+++ Items

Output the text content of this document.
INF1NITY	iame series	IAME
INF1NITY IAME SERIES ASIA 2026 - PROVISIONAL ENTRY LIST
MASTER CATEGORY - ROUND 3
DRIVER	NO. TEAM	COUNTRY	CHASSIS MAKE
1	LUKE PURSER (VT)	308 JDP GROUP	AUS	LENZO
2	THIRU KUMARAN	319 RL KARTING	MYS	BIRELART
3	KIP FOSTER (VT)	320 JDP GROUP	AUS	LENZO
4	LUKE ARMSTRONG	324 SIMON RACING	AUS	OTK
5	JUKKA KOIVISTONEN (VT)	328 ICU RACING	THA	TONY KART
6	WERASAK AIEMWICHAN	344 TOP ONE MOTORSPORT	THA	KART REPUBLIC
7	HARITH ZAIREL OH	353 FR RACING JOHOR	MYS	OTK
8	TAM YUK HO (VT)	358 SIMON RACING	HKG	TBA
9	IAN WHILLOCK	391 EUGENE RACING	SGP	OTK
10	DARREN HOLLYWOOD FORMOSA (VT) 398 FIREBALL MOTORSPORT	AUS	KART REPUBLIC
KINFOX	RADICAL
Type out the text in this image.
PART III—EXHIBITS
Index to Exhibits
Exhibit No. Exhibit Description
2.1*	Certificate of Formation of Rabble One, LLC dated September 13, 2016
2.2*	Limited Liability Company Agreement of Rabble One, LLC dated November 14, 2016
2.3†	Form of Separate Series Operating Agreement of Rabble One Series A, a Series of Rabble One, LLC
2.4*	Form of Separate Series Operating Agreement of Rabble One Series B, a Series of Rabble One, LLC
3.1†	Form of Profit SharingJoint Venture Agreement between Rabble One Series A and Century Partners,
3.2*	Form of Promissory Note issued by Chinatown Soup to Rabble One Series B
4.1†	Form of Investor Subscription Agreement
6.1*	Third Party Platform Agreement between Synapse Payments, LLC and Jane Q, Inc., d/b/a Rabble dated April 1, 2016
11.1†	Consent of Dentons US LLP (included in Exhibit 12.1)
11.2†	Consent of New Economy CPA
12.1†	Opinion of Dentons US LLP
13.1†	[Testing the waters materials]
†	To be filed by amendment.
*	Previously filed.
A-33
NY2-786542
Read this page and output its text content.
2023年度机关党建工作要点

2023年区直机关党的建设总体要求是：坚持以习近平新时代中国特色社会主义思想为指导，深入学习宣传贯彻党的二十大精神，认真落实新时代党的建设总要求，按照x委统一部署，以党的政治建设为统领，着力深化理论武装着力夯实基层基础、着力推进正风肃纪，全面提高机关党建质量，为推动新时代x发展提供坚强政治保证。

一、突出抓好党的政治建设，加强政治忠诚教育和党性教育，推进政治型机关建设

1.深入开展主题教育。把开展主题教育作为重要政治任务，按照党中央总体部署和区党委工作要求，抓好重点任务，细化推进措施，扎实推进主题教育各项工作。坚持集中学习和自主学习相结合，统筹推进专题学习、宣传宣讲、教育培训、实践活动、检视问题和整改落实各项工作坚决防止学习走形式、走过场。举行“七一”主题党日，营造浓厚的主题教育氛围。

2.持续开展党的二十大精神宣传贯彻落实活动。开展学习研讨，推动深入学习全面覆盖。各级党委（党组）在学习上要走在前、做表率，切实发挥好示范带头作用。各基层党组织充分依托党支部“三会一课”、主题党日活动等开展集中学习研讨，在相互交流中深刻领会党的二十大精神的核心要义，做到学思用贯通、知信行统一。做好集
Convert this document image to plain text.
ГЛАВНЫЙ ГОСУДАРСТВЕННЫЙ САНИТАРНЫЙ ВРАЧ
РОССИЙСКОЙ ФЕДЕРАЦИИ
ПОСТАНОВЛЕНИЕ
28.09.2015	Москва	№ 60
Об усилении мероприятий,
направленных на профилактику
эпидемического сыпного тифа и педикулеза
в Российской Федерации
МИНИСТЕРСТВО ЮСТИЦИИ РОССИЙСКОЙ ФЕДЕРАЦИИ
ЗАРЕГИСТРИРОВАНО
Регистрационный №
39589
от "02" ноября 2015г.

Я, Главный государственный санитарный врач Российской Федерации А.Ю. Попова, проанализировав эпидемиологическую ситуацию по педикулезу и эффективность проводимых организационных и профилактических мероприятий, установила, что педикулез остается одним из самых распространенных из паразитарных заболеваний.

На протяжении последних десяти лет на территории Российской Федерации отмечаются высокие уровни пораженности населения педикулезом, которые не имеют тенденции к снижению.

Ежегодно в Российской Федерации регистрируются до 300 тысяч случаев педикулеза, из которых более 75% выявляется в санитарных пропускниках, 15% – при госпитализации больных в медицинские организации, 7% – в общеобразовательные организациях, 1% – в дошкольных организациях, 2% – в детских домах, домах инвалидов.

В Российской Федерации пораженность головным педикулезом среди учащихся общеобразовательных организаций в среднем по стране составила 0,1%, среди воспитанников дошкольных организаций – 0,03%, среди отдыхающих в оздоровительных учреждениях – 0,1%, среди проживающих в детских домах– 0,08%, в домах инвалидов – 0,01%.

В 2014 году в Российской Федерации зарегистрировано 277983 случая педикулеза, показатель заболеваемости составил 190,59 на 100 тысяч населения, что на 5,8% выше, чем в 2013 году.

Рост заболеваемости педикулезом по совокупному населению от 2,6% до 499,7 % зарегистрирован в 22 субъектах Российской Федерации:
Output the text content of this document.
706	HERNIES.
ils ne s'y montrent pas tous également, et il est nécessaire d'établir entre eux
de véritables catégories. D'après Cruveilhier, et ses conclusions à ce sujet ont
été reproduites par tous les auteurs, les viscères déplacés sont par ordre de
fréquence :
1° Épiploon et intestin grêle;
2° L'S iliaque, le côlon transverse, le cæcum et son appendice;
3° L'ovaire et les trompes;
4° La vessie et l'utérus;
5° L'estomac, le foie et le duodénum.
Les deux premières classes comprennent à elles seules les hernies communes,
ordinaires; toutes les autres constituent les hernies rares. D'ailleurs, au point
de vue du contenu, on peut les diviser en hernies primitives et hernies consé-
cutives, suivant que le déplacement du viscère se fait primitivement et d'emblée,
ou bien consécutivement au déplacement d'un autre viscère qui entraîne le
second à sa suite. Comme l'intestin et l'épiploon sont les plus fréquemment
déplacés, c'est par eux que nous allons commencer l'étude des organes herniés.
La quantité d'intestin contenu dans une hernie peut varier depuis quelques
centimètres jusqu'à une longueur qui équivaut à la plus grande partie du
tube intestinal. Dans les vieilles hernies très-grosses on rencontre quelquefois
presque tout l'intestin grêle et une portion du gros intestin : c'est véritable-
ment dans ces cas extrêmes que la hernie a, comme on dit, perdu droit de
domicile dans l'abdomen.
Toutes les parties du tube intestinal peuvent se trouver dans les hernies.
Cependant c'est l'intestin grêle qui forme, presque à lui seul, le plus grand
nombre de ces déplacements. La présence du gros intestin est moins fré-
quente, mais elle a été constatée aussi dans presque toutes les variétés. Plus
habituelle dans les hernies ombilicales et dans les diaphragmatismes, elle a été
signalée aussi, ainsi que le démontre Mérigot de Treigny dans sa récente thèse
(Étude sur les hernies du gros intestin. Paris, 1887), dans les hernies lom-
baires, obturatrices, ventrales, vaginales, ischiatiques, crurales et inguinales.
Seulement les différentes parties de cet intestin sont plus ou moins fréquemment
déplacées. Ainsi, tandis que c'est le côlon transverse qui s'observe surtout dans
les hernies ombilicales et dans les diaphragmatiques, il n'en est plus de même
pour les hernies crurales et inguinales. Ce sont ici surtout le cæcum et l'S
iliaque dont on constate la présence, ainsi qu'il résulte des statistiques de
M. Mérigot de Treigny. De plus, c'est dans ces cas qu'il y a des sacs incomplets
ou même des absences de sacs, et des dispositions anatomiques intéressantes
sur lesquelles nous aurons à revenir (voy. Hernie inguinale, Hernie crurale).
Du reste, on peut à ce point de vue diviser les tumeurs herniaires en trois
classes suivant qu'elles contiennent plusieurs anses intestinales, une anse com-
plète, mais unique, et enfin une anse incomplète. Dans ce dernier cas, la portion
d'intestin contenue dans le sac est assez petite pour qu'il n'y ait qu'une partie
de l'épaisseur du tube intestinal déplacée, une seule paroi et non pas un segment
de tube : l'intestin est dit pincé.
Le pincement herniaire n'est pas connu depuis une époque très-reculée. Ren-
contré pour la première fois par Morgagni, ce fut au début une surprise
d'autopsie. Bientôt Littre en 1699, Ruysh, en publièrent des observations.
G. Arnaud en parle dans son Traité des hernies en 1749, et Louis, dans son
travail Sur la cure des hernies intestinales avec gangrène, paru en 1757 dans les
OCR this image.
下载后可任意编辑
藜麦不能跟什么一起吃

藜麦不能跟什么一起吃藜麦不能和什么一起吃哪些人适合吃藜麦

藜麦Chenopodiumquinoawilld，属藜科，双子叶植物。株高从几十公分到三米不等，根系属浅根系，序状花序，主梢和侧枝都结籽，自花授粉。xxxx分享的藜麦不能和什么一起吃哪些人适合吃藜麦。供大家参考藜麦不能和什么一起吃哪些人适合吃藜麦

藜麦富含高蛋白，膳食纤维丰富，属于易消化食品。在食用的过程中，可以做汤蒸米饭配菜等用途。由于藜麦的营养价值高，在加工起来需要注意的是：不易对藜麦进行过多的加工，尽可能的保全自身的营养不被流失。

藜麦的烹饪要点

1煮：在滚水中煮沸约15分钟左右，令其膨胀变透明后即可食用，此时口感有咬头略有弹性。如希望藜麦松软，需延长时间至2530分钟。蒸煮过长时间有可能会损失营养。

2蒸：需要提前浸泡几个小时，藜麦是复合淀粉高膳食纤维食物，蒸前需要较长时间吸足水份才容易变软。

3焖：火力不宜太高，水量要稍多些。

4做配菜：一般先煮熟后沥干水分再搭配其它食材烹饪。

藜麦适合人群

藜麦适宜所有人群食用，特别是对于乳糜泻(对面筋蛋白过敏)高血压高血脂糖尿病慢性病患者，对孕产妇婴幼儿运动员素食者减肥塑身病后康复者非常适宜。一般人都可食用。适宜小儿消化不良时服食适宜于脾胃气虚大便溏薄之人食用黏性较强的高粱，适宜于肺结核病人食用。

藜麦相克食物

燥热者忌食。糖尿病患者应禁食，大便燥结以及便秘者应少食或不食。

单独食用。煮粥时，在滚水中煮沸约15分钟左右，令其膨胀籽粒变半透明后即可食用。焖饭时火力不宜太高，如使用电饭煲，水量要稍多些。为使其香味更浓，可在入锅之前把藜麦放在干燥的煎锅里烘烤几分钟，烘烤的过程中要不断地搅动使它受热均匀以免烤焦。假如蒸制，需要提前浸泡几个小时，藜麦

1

++++++

Report only a number: how many lines in the material above contain the string "between".

Output of the exercise - 2